> [DATA SHOWN]:
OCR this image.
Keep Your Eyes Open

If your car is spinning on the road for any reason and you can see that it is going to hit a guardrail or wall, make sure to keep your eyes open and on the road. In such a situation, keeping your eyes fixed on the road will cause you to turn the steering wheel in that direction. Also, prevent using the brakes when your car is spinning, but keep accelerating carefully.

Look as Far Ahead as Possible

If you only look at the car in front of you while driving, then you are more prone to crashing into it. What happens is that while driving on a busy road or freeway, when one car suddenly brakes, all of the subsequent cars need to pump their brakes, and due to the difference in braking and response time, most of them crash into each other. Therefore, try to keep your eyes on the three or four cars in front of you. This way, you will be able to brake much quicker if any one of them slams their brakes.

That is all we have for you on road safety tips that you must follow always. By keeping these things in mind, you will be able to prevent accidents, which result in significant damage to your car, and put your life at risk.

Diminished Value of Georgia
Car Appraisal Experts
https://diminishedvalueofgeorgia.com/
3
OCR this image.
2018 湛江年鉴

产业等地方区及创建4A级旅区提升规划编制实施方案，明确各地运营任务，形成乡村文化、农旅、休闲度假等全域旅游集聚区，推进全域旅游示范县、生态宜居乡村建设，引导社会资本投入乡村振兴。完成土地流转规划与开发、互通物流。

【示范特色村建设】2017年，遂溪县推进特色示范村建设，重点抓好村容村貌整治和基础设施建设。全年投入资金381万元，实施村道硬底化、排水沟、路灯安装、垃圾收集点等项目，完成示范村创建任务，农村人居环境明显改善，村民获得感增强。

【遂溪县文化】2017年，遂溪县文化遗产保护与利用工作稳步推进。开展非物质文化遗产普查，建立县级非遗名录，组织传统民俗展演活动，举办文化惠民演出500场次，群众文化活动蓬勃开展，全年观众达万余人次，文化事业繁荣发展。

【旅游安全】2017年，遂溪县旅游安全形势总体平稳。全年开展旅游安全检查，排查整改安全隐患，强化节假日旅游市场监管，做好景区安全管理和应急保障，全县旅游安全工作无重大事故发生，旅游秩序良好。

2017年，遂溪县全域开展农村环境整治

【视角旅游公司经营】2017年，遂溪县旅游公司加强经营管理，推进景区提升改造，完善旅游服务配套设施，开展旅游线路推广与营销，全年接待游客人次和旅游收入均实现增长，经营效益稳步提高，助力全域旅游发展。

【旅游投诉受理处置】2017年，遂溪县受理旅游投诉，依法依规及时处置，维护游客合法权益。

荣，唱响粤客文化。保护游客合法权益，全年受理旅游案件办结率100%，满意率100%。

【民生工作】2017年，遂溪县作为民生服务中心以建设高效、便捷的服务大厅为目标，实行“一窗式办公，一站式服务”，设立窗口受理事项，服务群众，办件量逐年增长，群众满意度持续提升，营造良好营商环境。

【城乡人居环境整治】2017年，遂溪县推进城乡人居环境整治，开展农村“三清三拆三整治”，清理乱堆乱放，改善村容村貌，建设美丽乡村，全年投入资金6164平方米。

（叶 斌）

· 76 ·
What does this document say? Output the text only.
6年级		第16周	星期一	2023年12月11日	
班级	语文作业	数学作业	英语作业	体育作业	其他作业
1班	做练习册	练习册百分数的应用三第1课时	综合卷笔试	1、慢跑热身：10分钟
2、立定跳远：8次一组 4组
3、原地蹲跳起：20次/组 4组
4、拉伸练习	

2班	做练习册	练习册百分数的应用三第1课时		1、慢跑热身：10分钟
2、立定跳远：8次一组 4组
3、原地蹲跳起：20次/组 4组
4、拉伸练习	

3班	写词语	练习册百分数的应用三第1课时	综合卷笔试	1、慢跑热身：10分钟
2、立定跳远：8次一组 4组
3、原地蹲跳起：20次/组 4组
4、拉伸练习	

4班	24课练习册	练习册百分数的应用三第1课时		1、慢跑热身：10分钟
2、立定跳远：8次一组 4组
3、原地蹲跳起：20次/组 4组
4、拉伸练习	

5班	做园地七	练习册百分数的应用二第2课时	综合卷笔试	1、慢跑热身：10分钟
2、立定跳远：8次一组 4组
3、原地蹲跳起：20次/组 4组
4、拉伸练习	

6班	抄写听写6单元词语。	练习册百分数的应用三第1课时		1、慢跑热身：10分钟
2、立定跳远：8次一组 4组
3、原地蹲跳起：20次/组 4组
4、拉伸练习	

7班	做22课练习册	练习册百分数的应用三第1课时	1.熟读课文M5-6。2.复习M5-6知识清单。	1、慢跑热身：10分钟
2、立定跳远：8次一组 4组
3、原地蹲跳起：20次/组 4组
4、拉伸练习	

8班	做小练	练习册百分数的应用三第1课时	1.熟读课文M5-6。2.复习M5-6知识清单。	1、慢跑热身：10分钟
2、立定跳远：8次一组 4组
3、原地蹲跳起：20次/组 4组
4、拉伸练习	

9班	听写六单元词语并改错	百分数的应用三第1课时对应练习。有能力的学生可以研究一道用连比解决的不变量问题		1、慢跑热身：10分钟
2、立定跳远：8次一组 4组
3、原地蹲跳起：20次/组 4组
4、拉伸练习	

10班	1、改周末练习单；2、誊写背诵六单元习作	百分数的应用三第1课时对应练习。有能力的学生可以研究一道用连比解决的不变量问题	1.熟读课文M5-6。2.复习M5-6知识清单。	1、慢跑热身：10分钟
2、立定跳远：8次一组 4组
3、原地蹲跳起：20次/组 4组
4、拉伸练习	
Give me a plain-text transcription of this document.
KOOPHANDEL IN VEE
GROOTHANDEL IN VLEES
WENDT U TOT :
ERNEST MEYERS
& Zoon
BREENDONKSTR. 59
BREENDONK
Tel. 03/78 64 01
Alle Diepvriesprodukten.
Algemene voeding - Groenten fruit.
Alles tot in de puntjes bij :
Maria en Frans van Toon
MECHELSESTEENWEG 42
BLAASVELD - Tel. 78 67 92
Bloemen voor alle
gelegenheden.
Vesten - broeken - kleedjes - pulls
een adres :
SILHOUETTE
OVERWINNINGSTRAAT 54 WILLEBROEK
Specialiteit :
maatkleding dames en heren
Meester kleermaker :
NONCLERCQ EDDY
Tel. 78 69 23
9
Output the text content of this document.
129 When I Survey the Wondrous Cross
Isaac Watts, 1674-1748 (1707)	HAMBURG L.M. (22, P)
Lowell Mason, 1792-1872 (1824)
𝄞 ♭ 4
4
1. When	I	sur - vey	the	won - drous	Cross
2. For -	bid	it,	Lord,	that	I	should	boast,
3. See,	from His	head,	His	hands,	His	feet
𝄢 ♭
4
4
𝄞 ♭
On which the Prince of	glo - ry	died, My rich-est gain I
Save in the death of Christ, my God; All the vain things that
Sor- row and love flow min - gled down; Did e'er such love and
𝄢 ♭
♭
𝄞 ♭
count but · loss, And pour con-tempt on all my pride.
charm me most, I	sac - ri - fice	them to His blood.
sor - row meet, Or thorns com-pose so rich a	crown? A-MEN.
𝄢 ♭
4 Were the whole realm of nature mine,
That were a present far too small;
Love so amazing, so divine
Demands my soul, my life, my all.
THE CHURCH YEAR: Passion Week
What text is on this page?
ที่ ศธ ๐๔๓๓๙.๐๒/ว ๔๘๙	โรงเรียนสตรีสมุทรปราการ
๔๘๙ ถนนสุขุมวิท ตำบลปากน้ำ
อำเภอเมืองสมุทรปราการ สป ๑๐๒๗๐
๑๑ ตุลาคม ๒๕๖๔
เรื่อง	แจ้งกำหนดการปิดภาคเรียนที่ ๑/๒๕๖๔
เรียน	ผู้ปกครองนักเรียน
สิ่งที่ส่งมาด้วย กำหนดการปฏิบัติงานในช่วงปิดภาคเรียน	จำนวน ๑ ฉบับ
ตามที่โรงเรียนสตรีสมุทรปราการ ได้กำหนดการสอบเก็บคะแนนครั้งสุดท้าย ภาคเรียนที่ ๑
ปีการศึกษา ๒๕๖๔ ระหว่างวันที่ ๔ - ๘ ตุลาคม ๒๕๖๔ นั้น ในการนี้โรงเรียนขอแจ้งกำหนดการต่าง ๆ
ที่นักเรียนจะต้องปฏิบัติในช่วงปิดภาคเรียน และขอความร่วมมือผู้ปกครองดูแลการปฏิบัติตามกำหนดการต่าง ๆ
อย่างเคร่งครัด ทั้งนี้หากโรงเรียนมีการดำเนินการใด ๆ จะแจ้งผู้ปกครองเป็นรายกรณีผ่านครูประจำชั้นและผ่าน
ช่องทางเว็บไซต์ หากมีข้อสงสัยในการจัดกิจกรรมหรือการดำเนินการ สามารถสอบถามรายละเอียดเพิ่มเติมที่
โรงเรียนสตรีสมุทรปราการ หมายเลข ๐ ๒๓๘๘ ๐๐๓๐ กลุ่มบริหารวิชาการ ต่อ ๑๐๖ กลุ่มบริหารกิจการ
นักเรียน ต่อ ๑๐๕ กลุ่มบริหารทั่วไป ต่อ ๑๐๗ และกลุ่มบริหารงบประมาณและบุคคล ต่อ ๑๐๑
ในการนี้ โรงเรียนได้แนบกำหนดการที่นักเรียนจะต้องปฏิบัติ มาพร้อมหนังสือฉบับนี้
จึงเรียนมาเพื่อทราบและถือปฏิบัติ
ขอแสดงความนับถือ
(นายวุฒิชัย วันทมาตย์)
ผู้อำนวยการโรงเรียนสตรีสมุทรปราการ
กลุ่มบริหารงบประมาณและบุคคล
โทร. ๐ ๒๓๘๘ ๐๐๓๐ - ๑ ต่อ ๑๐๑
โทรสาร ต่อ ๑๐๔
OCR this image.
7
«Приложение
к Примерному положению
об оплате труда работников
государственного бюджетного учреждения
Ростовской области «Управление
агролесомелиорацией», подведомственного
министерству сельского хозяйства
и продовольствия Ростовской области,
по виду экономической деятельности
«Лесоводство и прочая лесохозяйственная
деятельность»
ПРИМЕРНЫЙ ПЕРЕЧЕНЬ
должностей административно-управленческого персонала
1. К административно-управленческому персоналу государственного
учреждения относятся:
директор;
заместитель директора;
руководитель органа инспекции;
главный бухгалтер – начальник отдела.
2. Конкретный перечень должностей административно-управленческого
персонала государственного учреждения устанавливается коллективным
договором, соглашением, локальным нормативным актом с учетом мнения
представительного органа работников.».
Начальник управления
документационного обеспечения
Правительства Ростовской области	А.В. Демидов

> [WHAT YOU HAVE TO DO]:
Search the lines above for the string "such", then show every one that has it.

> [FULL SOLUTION]:
If your car is spinning on the road for any reason and you can see that it is going to hit a guardrail or wall, make sure to keep your eyes open and on the road. In such a situation, keeping your eyes fixed on the road will cause you to turn the steering wheel in that direction. Also, prevent using the brakes when your car is spinning, but keep accelerating carefully.
Sor- row and love flow min - gled down; Did e'er such love and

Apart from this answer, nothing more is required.